Goal:
List every line below containing "News".

Provided material:
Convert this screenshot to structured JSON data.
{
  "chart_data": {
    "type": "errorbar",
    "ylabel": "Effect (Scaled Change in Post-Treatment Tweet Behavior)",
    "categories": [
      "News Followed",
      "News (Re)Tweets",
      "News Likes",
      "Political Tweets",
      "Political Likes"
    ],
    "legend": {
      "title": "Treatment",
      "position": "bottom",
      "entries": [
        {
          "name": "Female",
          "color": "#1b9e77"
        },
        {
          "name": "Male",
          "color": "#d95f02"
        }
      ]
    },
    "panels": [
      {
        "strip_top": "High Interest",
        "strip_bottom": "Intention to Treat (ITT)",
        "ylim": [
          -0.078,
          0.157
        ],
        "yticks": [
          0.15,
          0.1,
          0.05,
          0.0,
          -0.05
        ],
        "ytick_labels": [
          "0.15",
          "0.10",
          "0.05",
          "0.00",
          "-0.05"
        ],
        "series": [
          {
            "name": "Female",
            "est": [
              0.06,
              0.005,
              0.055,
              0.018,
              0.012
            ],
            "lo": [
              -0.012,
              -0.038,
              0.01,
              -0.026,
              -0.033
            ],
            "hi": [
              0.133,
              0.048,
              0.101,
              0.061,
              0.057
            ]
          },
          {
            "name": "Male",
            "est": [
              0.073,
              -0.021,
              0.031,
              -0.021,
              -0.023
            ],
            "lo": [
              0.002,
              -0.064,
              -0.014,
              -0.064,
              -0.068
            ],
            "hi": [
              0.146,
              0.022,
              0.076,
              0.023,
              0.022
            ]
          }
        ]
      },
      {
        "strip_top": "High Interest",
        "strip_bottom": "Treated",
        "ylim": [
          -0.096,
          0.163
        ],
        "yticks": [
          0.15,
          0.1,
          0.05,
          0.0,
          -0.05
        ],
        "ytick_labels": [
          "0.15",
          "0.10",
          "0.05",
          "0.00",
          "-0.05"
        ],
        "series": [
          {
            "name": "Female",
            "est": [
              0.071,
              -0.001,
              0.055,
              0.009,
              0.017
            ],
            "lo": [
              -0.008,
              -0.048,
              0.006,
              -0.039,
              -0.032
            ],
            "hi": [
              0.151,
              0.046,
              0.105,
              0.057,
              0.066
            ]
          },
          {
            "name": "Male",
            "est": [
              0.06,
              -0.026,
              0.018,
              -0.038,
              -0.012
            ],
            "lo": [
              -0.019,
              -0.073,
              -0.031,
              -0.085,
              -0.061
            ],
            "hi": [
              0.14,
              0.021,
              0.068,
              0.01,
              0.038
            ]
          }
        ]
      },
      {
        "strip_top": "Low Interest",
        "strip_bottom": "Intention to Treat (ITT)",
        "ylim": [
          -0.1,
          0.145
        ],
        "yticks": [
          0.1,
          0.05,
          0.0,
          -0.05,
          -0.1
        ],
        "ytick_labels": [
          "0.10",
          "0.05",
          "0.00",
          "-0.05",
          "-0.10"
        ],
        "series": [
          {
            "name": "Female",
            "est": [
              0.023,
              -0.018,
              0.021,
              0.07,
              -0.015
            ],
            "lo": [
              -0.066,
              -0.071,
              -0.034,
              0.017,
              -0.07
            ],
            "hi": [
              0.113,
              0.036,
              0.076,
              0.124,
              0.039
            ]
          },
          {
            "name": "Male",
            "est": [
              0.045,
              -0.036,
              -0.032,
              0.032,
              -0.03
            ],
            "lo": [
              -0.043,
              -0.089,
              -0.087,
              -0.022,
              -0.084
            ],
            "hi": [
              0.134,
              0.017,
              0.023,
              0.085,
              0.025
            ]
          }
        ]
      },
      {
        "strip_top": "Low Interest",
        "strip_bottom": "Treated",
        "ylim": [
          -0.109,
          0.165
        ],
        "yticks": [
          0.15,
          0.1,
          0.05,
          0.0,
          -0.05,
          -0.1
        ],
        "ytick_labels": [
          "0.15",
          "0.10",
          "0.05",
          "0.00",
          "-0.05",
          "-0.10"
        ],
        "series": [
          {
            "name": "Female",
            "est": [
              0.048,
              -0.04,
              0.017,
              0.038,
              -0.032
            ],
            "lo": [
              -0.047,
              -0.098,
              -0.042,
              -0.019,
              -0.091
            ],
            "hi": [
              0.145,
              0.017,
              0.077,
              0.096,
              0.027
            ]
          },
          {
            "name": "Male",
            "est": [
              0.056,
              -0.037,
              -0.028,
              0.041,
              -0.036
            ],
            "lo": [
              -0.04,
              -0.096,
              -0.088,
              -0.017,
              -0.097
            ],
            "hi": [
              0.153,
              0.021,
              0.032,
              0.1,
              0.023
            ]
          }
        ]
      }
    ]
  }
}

Complete response:
      "News Followed",
      "News (Re)Tweets",
      "News Likes",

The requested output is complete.